(Records from a data collection)
--------------------------------------------------
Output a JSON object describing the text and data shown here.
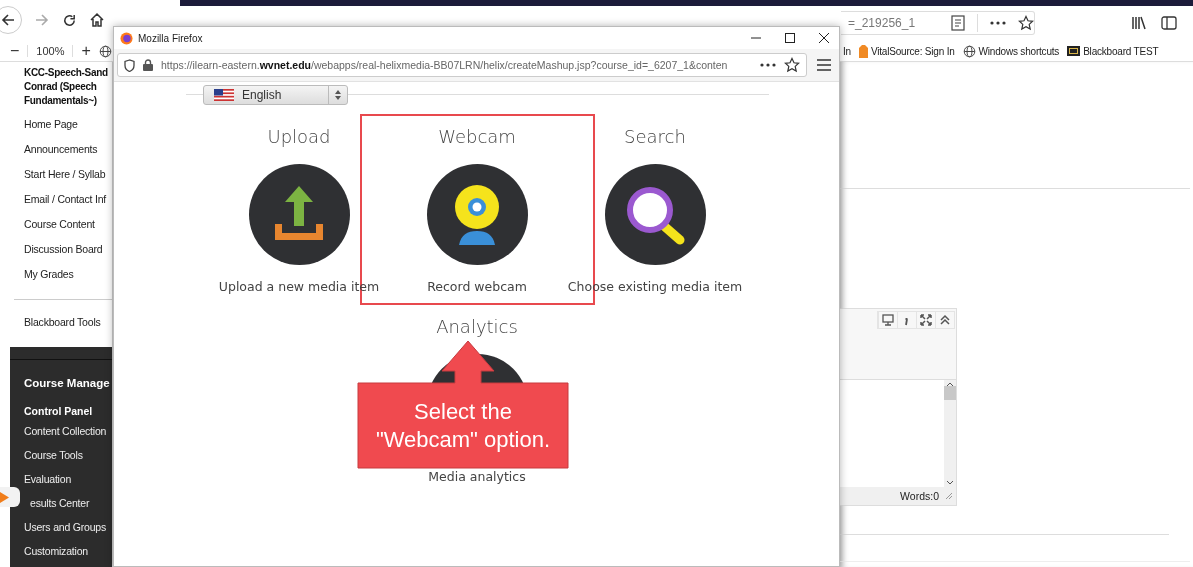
{
  "browser": {
    "address_tail": "=_219256_1",
    "zoom_out": "−",
    "zoom_level": "100%",
    "zoom_in": "+",
    "bookmarks": [
      {
        "kind": "text",
        "label": "In"
      },
      {
        "kind": "tag",
        "label": "VitalSource: Sign In"
      },
      {
        "kind": "globe",
        "label": "Windows shortcuts"
      },
      {
        "kind": "board",
        "label": "Blackboard TEST"
      }
    ]
  },
  "sidebar": {
    "course_title": "KCC-Speech-Sand Conrad (Speech Fundamentals~)",
    "items": [
      "Home Page",
      "Announcements",
      "Start Here / Syllab",
      "Email / Contact Inf",
      "Course Content",
      "Discussion Board",
      "My Grades"
    ],
    "tools": "Blackboard Tools",
    "management_heading": "Course Manage",
    "control_panel": "Control Panel",
    "panel_items": [
      "Content Collection",
      "Course Tools",
      "Evaluation",
      "esults Center",
      "Users and Groups",
      "Customization"
    ]
  },
  "editor": {
    "word_count": "Words:0"
  },
  "popup": {
    "title": "Mozilla Firefox",
    "url": "https://ilearn-eastern.**wvnet.edu**/webapps/real-helixmedia-BB07LRN/helix/createMashup.jsp?course_id=_6207_1&conten",
    "language": "English",
    "options": [
      {
        "kind": "upload",
        "title": "Upload",
        "caption": "Upload a new media item",
        "selected": false
      },
      {
        "kind": "webcam",
        "title": "Webcam",
        "caption": "Record webcam",
        "selected": true
      },
      {
        "kind": "search",
        "title": "Search",
        "caption": "Choose existing media item",
        "selected": false
      },
      {
        "kind": "analytics",
        "title": "Analytics",
        "caption": "Media analytics",
        "selected": false
      }
    ]
  },
  "callout": {
    "text": "Select the \"Webcam\" option."
  }
}
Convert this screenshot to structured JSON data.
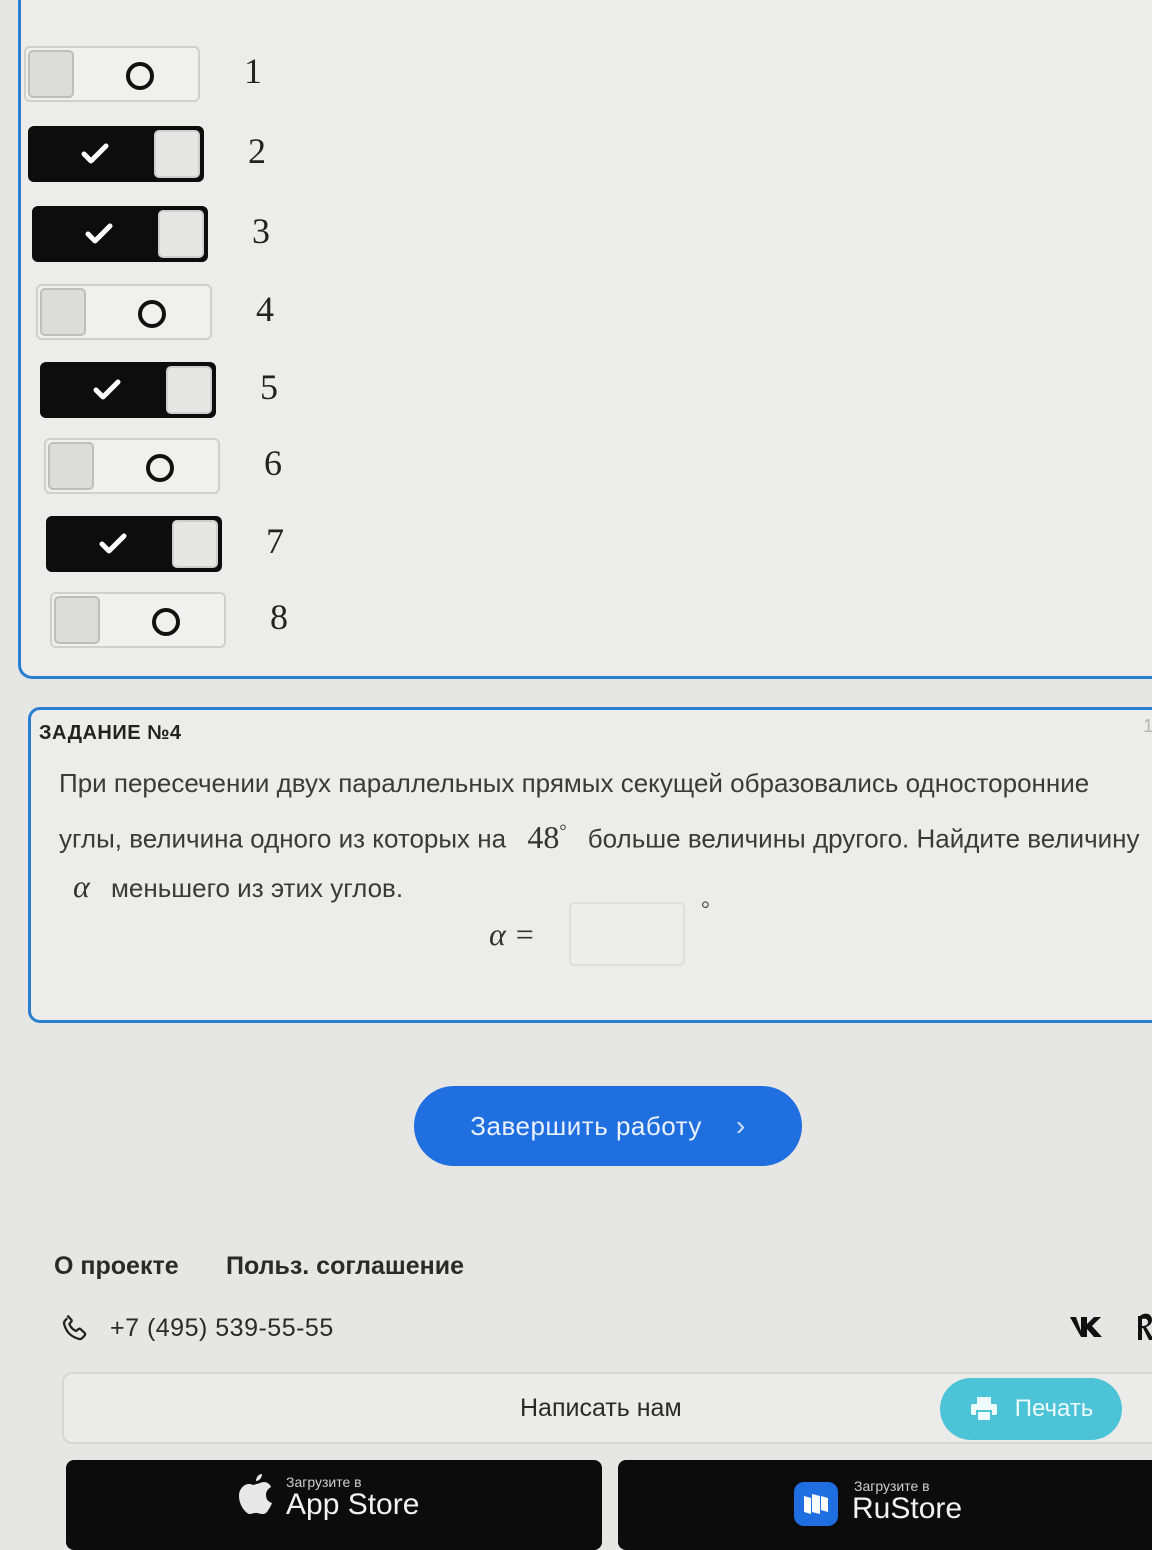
{
  "toggles": [
    {
      "num": "1",
      "on": false
    },
    {
      "num": "2",
      "on": true
    },
    {
      "num": "3",
      "on": true
    },
    {
      "num": "4",
      "on": false
    },
    {
      "num": "5",
      "on": true
    },
    {
      "num": "6",
      "on": false
    },
    {
      "num": "7",
      "on": true
    },
    {
      "num": "8",
      "on": false
    }
  ],
  "task": {
    "label": "ЗАДАНИЕ №4",
    "id": "117",
    "text_part1": "При пересечении двух параллельных прямых секущей образовались односторонние углы, величина одного из которых на",
    "angle": "48",
    "degree": "°",
    "text_part2": "больше величины другого. Найдите величину",
    "alpha": "α",
    "text_part3": "меньшего из этих углов.",
    "answer_label": "α =",
    "answer_value": "",
    "answer_unit": "°"
  },
  "finish_button": {
    "label": "Завершить работу",
    "chevron": "›"
  },
  "footer": {
    "about": "О проекте",
    "agreement": "Польз. соглашение",
    "phone": "+7 (495) 539-55-55",
    "vk": "vk",
    "write_us": "Написать нам",
    "print": "Печать",
    "appstore_small": "Загрузите в",
    "appstore_big": "App Store",
    "rustore_small": "Загрузите в",
    "rustore_big": "RuStore"
  },
  "colors": {
    "accent": "#2b7fd0",
    "finish": "#1f6fe0",
    "print": "#4cc3d6"
  }
}
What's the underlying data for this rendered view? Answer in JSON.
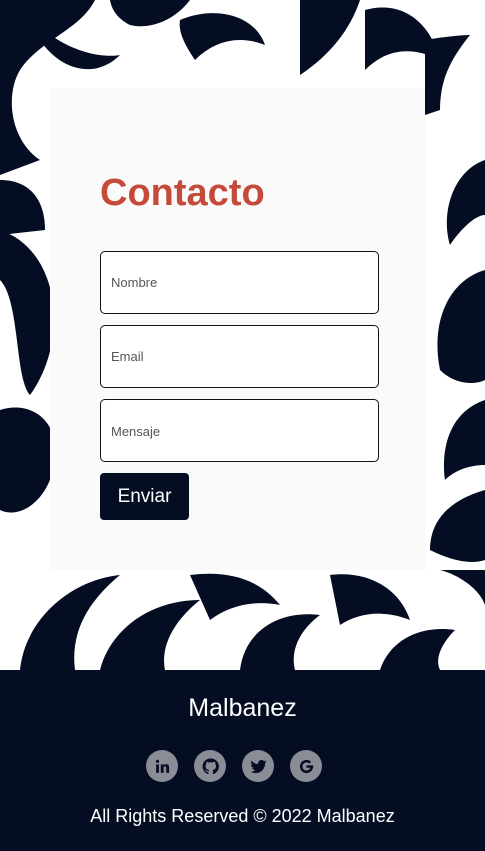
{
  "contact": {
    "title": "Contacto",
    "name_placeholder": "Nombre",
    "email_placeholder": "Email",
    "message_placeholder": "Mensaje",
    "submit_label": "Enviar"
  },
  "footer": {
    "brand": "Malbanez",
    "socials": [
      {
        "icon": "linkedin-icon"
      },
      {
        "icon": "github-icon"
      },
      {
        "icon": "twitter-icon"
      },
      {
        "icon": "google-icon"
      }
    ],
    "copyright": "All Rights Reserved © 2022 Malbanez"
  },
  "colors": {
    "accent": "#c44a39",
    "navy": "#050d22",
    "card_bg": "#fafafa",
    "social_bg": "#8a8d96"
  }
}
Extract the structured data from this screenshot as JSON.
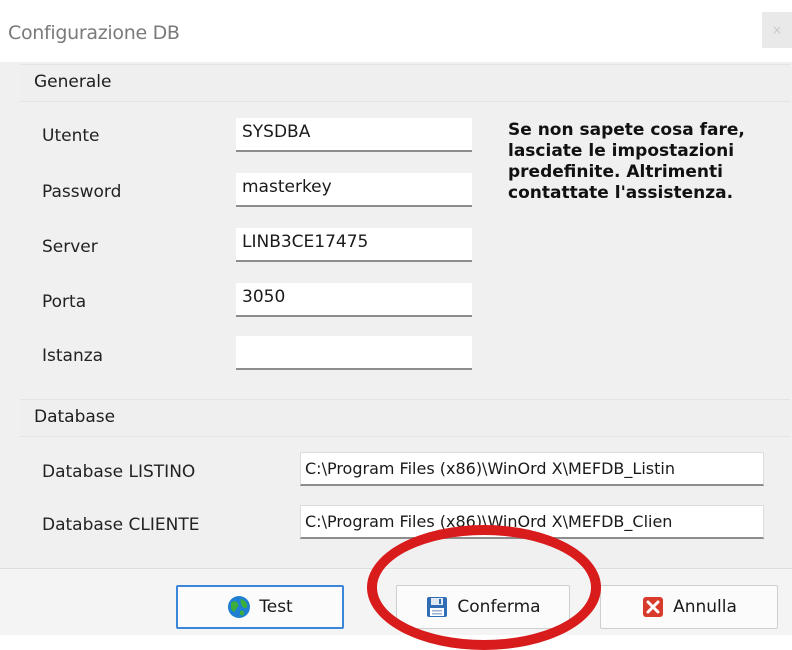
--------------------------------------------------
**Problem**
Search the entries for the word "Загрузите" and gather every line where it appears.

**Correct answer**
    "appstore_small": "Загрузите в",
    "rustore_small": "Загрузите в",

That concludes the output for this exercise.